### GIVEN RECORDS:
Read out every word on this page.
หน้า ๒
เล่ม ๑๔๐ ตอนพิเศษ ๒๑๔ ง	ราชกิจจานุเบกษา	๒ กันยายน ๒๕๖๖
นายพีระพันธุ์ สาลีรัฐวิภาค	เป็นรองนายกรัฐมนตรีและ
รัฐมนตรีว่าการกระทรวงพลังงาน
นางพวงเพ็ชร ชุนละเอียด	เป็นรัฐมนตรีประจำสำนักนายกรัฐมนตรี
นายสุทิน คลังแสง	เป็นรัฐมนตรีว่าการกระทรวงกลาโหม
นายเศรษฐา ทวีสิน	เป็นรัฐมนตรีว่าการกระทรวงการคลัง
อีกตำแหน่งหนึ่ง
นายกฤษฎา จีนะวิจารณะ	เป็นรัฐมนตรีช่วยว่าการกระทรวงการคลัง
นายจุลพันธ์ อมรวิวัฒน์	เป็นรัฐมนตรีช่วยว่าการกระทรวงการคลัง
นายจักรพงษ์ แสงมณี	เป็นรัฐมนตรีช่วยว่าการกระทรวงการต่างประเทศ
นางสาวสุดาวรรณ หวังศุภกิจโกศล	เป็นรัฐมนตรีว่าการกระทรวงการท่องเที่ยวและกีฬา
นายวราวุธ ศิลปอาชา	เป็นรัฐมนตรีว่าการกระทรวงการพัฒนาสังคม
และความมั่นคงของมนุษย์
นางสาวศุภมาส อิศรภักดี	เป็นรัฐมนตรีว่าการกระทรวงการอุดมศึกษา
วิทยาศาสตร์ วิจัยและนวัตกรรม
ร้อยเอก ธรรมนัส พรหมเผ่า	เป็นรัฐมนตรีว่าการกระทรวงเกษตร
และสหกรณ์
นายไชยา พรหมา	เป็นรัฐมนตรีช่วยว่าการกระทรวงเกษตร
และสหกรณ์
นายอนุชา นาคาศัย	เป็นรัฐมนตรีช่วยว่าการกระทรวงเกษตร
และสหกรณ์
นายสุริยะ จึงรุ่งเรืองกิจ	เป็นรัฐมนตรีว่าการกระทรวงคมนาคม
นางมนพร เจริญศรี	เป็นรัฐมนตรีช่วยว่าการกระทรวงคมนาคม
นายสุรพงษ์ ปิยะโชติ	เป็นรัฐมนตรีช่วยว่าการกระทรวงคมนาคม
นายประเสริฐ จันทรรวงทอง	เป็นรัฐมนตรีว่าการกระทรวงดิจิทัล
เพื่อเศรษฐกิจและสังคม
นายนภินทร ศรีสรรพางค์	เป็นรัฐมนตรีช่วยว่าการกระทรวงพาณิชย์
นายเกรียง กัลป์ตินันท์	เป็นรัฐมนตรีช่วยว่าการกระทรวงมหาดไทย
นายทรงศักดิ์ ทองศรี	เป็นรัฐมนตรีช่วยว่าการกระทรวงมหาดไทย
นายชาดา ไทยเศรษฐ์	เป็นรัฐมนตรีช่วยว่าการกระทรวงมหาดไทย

...

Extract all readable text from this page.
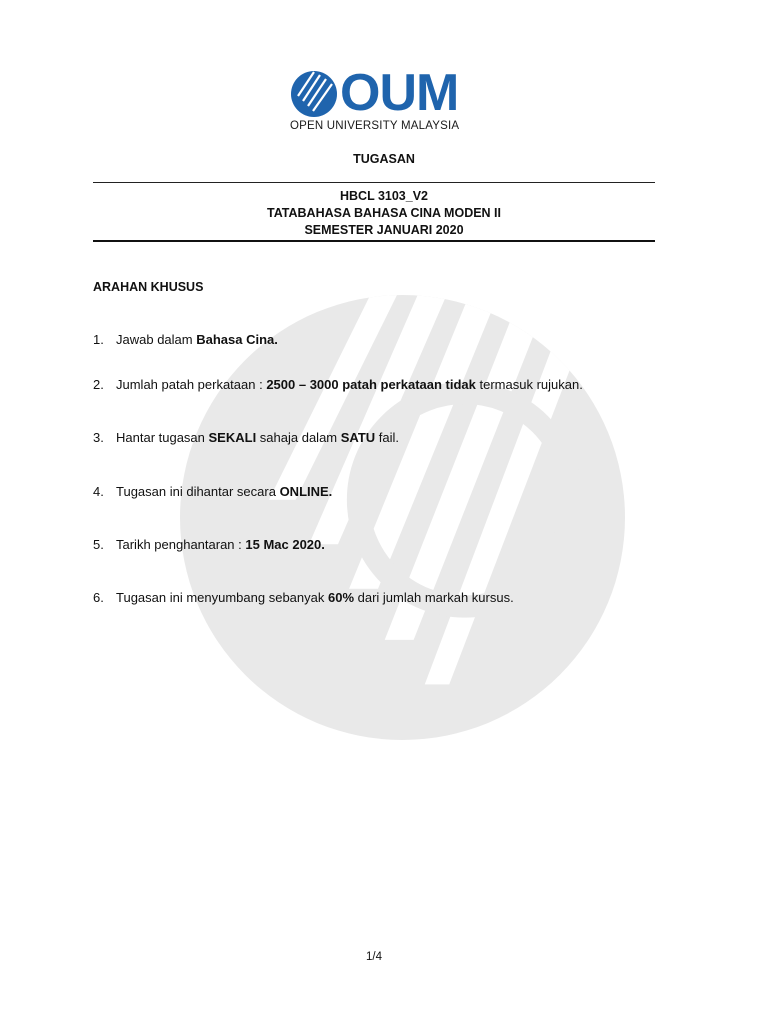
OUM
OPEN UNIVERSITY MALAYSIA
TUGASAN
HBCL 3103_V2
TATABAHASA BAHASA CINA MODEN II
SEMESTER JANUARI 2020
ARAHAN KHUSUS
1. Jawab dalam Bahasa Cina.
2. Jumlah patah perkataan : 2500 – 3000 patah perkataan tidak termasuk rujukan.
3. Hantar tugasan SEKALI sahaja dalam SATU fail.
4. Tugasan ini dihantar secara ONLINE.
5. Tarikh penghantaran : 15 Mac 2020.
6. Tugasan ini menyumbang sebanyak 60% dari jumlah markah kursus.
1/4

...

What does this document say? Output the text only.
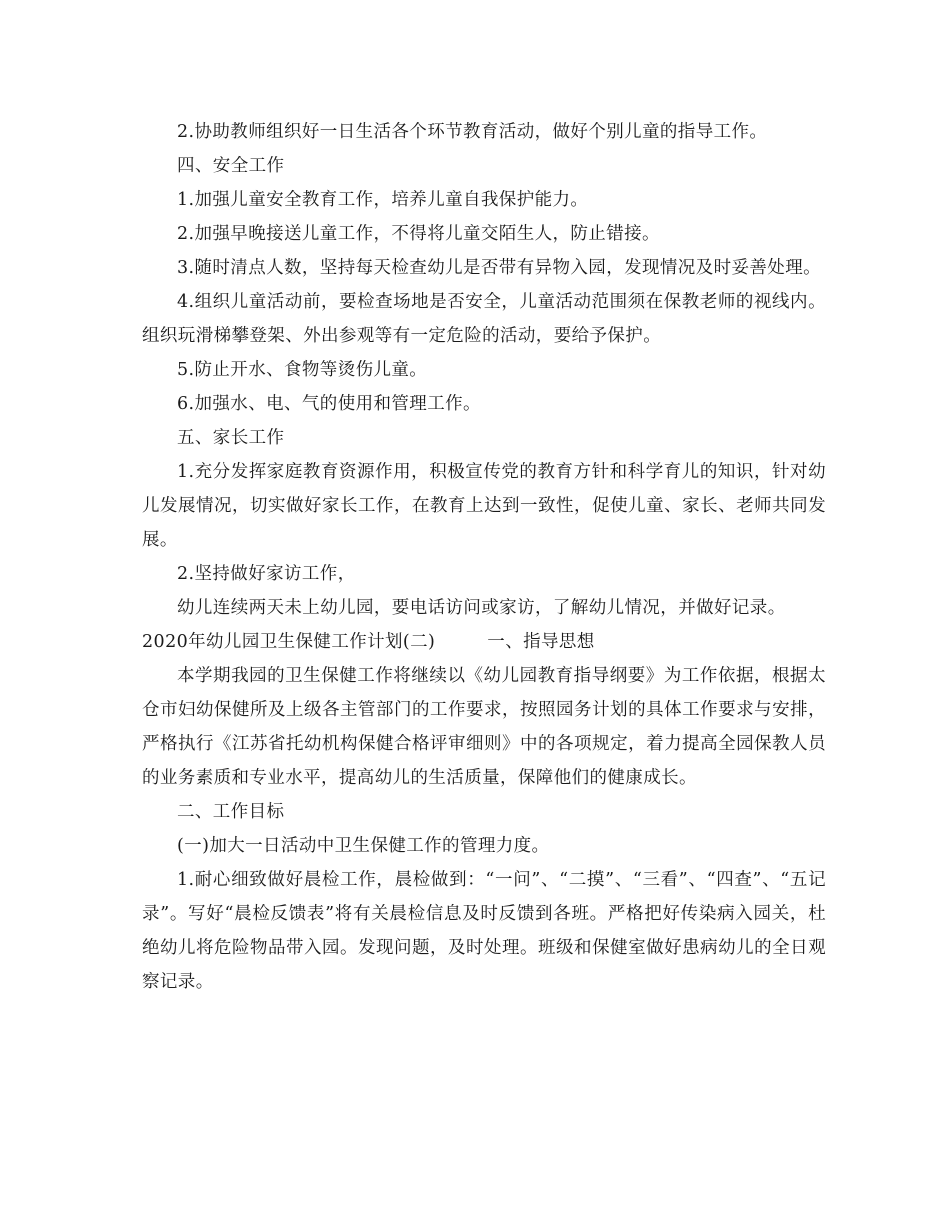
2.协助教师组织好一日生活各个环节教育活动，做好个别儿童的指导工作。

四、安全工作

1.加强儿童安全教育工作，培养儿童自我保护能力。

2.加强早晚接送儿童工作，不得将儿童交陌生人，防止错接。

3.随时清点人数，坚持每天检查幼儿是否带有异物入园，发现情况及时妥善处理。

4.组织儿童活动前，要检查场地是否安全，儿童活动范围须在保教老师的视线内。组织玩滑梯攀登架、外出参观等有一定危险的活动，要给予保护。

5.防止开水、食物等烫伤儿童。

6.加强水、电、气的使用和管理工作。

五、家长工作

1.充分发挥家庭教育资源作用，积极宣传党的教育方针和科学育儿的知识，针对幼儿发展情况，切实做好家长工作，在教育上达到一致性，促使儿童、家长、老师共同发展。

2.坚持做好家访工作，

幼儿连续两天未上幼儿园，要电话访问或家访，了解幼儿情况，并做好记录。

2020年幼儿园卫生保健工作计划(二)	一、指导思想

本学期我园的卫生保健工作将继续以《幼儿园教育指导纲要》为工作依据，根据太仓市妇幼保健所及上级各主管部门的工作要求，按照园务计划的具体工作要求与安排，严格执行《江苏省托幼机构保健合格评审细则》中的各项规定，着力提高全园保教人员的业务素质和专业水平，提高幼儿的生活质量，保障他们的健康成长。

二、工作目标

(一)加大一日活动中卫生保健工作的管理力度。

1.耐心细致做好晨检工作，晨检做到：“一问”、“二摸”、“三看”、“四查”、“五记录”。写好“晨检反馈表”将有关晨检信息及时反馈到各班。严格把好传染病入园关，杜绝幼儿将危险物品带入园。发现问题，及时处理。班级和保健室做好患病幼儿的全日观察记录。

### GIVEN INSTRUCTION:
Across the records, how many lines contain "text"? Only the number should be given.

### SOLUTION FOR THIS PROBLEM:
2